[Goal of the exercise]: Which lines in the records below contain the word "rate"? Copy each of them.

[Rows]:
□ □ □

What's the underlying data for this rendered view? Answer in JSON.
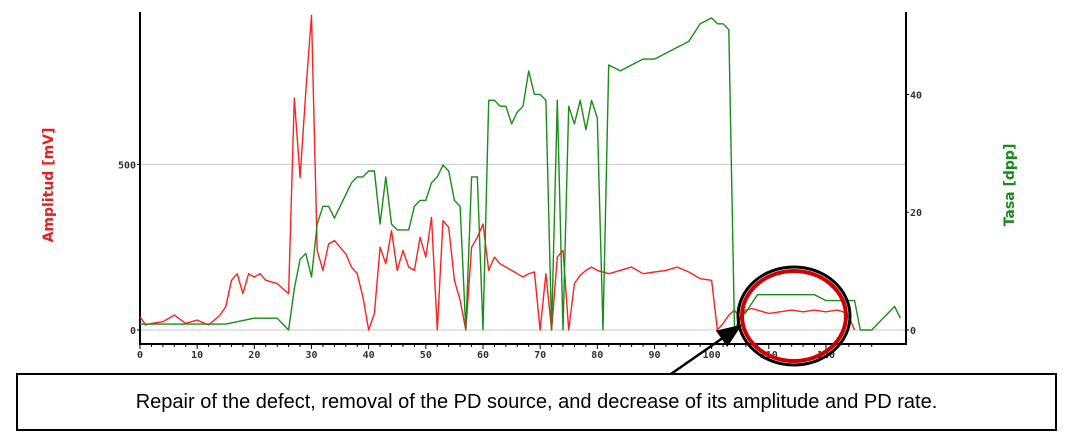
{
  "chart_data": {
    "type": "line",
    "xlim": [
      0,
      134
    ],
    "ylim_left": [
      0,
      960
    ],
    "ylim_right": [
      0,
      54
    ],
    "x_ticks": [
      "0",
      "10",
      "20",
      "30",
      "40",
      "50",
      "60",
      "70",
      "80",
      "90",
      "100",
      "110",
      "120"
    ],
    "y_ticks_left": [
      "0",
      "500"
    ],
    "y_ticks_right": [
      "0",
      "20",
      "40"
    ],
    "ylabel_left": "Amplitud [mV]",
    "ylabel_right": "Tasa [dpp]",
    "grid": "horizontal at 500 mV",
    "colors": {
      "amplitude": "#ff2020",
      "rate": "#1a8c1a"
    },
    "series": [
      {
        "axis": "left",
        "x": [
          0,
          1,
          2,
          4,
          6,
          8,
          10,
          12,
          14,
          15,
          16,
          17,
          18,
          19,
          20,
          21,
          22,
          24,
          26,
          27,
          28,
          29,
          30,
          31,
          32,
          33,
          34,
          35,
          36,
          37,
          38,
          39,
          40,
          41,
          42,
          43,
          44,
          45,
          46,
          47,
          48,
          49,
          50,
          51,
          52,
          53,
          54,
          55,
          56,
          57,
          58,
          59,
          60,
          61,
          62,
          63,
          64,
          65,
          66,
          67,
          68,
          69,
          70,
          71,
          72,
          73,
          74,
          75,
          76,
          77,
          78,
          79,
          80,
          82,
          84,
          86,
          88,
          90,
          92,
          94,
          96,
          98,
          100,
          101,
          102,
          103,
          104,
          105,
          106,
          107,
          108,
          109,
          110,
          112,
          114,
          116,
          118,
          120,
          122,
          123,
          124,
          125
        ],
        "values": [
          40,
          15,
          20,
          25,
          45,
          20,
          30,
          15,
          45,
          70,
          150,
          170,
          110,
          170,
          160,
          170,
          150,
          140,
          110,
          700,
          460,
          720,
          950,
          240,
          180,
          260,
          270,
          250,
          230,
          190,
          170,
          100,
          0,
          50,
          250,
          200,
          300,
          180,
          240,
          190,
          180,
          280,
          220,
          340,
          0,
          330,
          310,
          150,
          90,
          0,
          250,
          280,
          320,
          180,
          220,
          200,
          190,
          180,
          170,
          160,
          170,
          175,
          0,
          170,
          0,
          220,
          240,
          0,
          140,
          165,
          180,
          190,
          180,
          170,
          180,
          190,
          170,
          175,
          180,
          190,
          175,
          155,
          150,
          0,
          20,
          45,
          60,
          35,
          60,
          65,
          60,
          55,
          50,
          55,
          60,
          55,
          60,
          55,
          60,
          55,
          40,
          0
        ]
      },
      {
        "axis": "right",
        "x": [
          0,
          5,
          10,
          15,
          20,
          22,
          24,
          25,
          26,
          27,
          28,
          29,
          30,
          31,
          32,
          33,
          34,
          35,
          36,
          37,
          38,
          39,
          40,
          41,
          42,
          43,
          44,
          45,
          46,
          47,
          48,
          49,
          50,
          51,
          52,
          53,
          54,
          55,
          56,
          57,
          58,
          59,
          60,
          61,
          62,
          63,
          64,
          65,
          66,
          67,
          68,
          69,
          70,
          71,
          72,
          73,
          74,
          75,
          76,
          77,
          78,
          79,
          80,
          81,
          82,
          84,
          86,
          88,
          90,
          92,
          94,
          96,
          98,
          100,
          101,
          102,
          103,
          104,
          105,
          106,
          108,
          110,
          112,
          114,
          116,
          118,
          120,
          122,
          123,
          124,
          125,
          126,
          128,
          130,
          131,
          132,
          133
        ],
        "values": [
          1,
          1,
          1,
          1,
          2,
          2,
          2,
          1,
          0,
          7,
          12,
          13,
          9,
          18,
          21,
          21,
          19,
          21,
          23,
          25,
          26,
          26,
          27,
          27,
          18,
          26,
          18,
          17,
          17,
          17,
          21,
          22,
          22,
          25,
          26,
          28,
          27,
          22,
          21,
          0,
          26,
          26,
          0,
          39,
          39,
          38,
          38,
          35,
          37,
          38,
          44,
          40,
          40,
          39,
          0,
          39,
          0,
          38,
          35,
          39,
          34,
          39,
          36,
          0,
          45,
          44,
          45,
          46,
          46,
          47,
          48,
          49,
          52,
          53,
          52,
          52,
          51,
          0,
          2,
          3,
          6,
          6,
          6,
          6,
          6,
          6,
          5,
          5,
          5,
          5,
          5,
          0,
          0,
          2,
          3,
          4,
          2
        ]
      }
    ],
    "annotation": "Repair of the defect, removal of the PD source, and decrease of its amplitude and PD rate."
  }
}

□ □ □

[Final result]:
      "rate": "#1a8c1a"
    "annotation": "Repair of the defect, removal of the PD source, and decrease of its amplitude and PD rate."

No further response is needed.